The task
Drop every picture, then transcribe the remaining data exactly.

Data to use
((
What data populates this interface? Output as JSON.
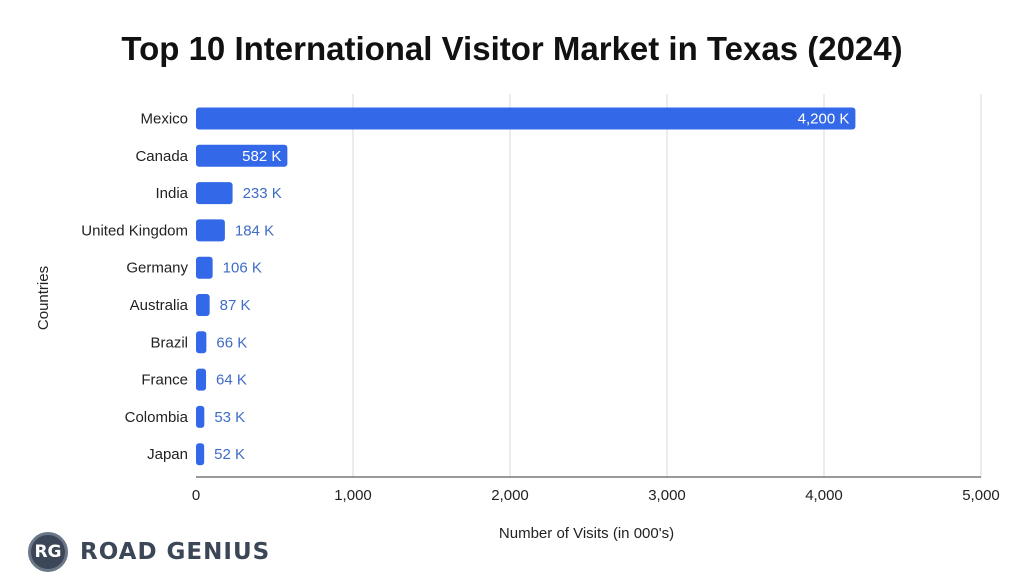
{
  "chart_data": {
    "type": "bar",
    "orientation": "horizontal",
    "title": "Top 10 International Visitor Market in Texas (2024)",
    "xlabel": "Number of Visits (in 000's)",
    "ylabel": "Countries",
    "xlim": [
      0,
      5000
    ],
    "xticks": [
      "0",
      "1,000",
      "2,000",
      "3,000",
      "4,000",
      "5,000"
    ],
    "xtick_values": [
      0,
      1000,
      2000,
      3000,
      4000,
      5000
    ],
    "grid": true,
    "categories": [
      "Mexico",
      "Canada",
      "India",
      "United Kingdom",
      "Germany",
      "Australia",
      "Brazil",
      "France",
      "Colombia",
      "Japan"
    ],
    "values": [
      4200,
      582,
      233,
      184,
      106,
      87,
      66,
      64,
      53,
      52
    ],
    "data_labels": [
      "4,200 K",
      "582 K",
      "233 K",
      "184 K",
      "106 K",
      "87 K",
      "66 K",
      "64 K",
      "53 K",
      "52 K"
    ],
    "bar_color": "#3369e8",
    "label_color_outside": "#3f6cc6",
    "label_color_inside": "#ffffff"
  },
  "logo": {
    "badge": "RG",
    "text": "ROAD GENIUS"
  }
}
))
Right answer
What data populates this interface? Output as JSON.
{
  "chart_data": {
    "type": "bar",
    "orientation": "horizontal",
    "title": "Top 10 International Visitor Market in Texas (2024)",
    "xlabel": "Number of Visits (in 000's)",
    "ylabel": "Countries",
    "xlim": [
      0,
      5000
    ],
    "xticks": [
      "0",
      "1,000",
      "2,000",
      "3,000",
      "4,000",
      "5,000"
    ],
    "xtick_values": [
      0,
      1000,
      2000,
      3000,
      4000,
      5000
    ],
    "grid": true,
    "categories": [
      "Mexico",
      "Canada",
      "India",
      "United Kingdom",
      "Germany",
      "Australia",
      "Brazil",
      "France",
      "Colombia",
      "Japan"
    ],
    "values": [
      4200,
      582,
      233,
      184,
      106,
      87,
      66,
      64,
      53,
      52
    ],
    "data_labels": [
      "4,200 K",
      "582 K",
      "233 K",
      "184 K",
      "106 K",
      "87 K",
      "66 K",
      "64 K",
      "53 K",
      "52 K"
    ],
    "bar_color": "#3369e8",
    "label_color_outside": "#3f6cc6",
    "label_color_inside": "#ffffff"
  },
  "logo": {
    "badge": "RG",
    "text": "ROAD GENIUS"
  }
}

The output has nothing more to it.